Task to complete →
Reproduce each line of the material exactly, minus any picture.

Data for this task →
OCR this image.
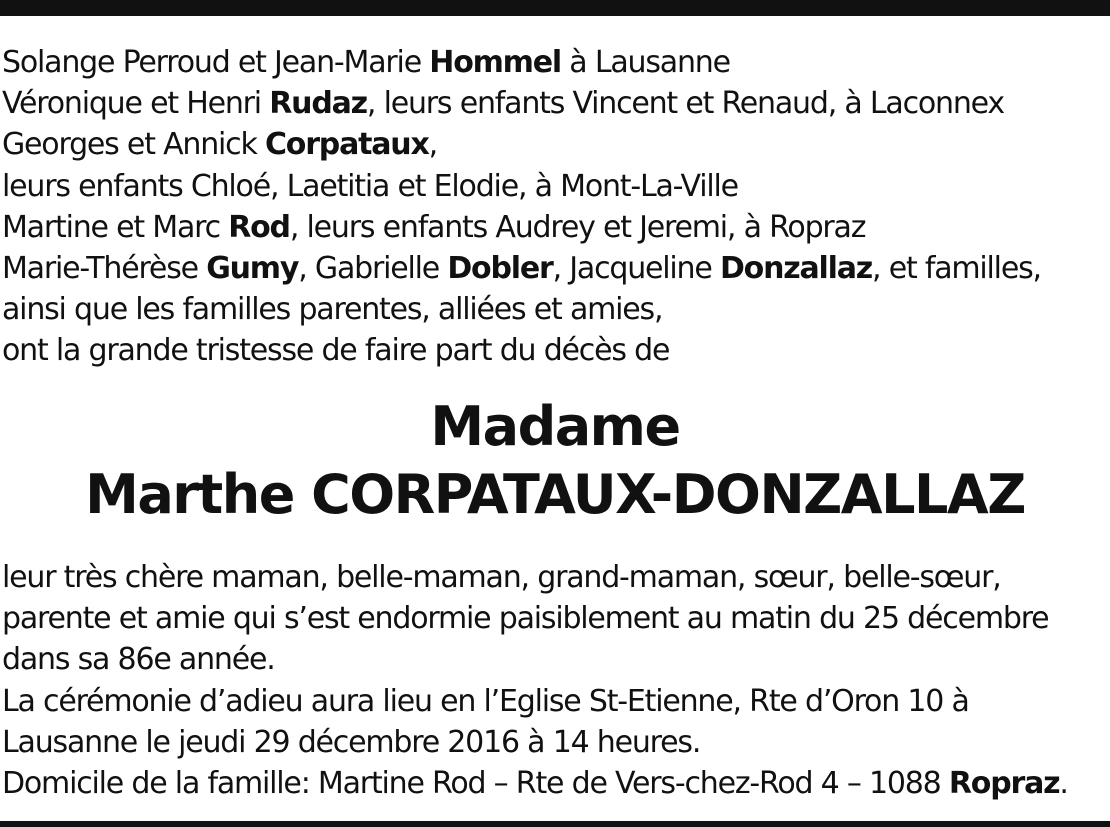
Solange Perroud et Jean-Marie Hommel à Lausanne
Véronique et Henri Rudaz, leurs enfants Vincent et Renaud, à Laconnex
Georges et Annick Corpataux,
leurs enfants Chloé, Laetitia et Elodie, à Mont-La-Ville
Martine et Marc Rod, leurs enfants Audrey et Jeremi, à Ropraz
Marie-Thérèse Gumy, Gabrielle Dobler, Jacqueline Donzallaz, et familles,
ainsi que les familles parentes, alliées et amies,
ont la grande tristesse de faire part du décès de
Madame
Marthe CORPATAUX-DONZALLAZ
leur très chère maman, belle-maman, grand-maman, sœur, belle-sœur,
parente et amie qui s’est endormie paisiblement au matin du 25 décembre
dans sa 86e année.
La cérémonie d’adieu aura lieu en l’Eglise St-Etienne, Rte d’Oron 10 à
Lausanne le jeudi 29 décembre 2016 à 14 heures.
Domicile de la famille: Martine Rod – Rte de Vers-chez-Rod 4 – 1088 Ropraz.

Exercise solution →
OCR this image.
Solange Perroud et Jean-Marie Hommel à Lausanne
Véronique et Henri Rudaz, leurs enfants Vincent et Renaud, à Laconnex
Georges et Annick Corpataux,
leurs enfants Chloé, Laetitia et Elodie, à Mont-La-Ville
Martine et Marc Rod, leurs enfants Audrey et Jeremi, à Ropraz
Marie-Thérèse Gumy, Gabrielle Dobler, Jacqueline Donzallaz, et familles,
ainsi que les familles parentes, alliées et amies,
ont la grande tristesse de faire part du décès de
Madame
Marthe CORPATAUX-DONZALLAZ
leur très chère maman, belle-maman, grand-maman, sœur, belle-sœur,
parente et amie qui s’est endormie paisiblement au matin du 25 décembre
dans sa 86e année.
La cérémonie d’adieu aura lieu en l’Eglise St-Etienne, Rte d’Oron 10 à
Lausanne le jeudi 29 décembre 2016 à 14 heures.
Domicile de la famille: Martine Rod – Rte de Vers-chez-Rod 4 – 1088 Ropraz.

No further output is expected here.